Task objective: Write out the whole listing, matching it exactly.
— Start of Dataset extract —
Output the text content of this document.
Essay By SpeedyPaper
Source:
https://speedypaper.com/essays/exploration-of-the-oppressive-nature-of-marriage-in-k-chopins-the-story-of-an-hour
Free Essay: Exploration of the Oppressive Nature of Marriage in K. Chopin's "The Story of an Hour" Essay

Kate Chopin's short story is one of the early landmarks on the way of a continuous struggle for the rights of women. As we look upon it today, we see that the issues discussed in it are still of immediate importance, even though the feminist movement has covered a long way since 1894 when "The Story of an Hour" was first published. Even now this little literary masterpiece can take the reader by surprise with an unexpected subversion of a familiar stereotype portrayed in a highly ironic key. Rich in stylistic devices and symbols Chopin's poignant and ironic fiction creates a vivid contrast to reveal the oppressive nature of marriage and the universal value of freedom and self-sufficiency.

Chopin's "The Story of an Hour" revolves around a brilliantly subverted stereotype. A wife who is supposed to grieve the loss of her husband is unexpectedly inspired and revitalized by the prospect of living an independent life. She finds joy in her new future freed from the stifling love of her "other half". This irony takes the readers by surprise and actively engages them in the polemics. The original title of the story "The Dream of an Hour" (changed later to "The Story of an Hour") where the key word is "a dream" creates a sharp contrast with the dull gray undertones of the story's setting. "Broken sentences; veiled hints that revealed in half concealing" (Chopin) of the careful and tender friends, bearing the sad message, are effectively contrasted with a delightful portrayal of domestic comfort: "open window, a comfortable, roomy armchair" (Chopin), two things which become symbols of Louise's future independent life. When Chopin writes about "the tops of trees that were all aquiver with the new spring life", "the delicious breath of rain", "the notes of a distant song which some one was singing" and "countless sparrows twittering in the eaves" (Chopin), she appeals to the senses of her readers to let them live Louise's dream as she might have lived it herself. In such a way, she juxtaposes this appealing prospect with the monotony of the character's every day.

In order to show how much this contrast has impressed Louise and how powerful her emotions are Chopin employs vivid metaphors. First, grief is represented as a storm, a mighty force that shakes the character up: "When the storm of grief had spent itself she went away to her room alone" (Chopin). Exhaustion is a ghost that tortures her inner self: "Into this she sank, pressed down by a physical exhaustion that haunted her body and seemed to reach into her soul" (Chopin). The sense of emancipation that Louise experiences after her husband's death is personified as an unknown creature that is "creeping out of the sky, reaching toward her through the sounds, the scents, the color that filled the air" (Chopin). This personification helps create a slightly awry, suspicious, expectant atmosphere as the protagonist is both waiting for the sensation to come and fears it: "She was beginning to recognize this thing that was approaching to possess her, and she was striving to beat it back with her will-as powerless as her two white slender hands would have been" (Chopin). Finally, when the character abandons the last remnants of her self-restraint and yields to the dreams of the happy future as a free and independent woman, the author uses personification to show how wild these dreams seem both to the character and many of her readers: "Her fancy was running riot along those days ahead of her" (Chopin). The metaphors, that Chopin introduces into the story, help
— End of Dataset extract —
Solution to this exercise:
Output the text content of this document.
Essay By SpeedyPaper
Source:
https://speedypaper.com/essays/exploration-of-the-oppressive-nature-of-marriage-in-k-chopins-the-story-of-an-hour
Free Essay: Exploration of the Oppressive Nature of Marriage in K. Chopin's "The Story of an Hour" Essay

Kate Chopin's short story is one of the early landmarks on the way of a continuous struggle for the rights of women. As we look upon it today, we see that the issues discussed in it are still of immediate importance, even though the feminist movement has covered a long way since 1894 when "The Story of an Hour" was first published. Even now this little literary masterpiece can take the reader by surprise with an unexpected subversion of a familiar stereotype portrayed in a highly ironic key. Rich in stylistic devices and symbols Chopin's poignant and ironic fiction creates a vivid contrast to reveal the oppressive nature of marriage and the universal value of freedom and self-sufficiency.

Chopin's "The Story of an Hour" revolves around a brilliantly subverted stereotype. A wife who is supposed to grieve the loss of her husband is unexpectedly inspired and revitalized by the prospect of living an independent life. She finds joy in her new future freed from the stifling love of her "other half". This irony takes the readers by surprise and actively engages them in the polemics. The original title of the story "The Dream of an Hour" (changed later to "The Story of an Hour") where the key word is "a dream" creates a sharp contrast with the dull gray undertones of the story's setting. "Broken sentences; veiled hints that revealed in half concealing" (Chopin) of the careful and tender friends, bearing the sad message, are effectively contrasted with a delightful portrayal of domestic comfort: "open window, a comfortable, roomy armchair" (Chopin), two things which become symbols of Louise's future independent life. When Chopin writes about "the tops of trees that were all aquiver with the new spring life", "the delicious breath of rain", "the notes of a distant song which some one was singing" and "countless sparrows twittering in the eaves" (Chopin), she appeals to the senses of her readers to let them live Louise's dream as she might have lived it herself. In such a way, she juxtaposes this appealing prospect with the monotony of the character's every day.

In order to show how much this contrast has impressed Louise and how powerful her emotions are Chopin employs vivid metaphors. First, grief is represented as a storm, a mighty force that shakes the character up: "When the storm of grief had spent itself she went away to her room alone" (Chopin). Exhaustion is a ghost that tortures her inner self: "Into this she sank, pressed down by a physical exhaustion that haunted her body and seemed to reach into her soul" (Chopin). The sense of emancipation that Louise experiences after her husband's death is personified as an unknown creature that is "creeping out of the sky, reaching toward her through the sounds, the scents, the color that filled the air" (Chopin). This personification helps create a slightly awry, suspicious, expectant atmosphere as the protagonist is both waiting for the sensation to come and fears it: "She was beginning to recognize this thing that was approaching to possess her, and she was striving to beat it back with her will-as powerless as her two white slender hands would have been" (Chopin). Finally, when the character abandons the last remnants of her self-restraint and yields to the dreams of the happy future as a free and independent woman, the author uses personification to show how wild these dreams seem both to the character and many of her readers: "Her fancy was running riot along those days ahead of her" (Chopin). The metaphors, that Chopin introduces into the story, help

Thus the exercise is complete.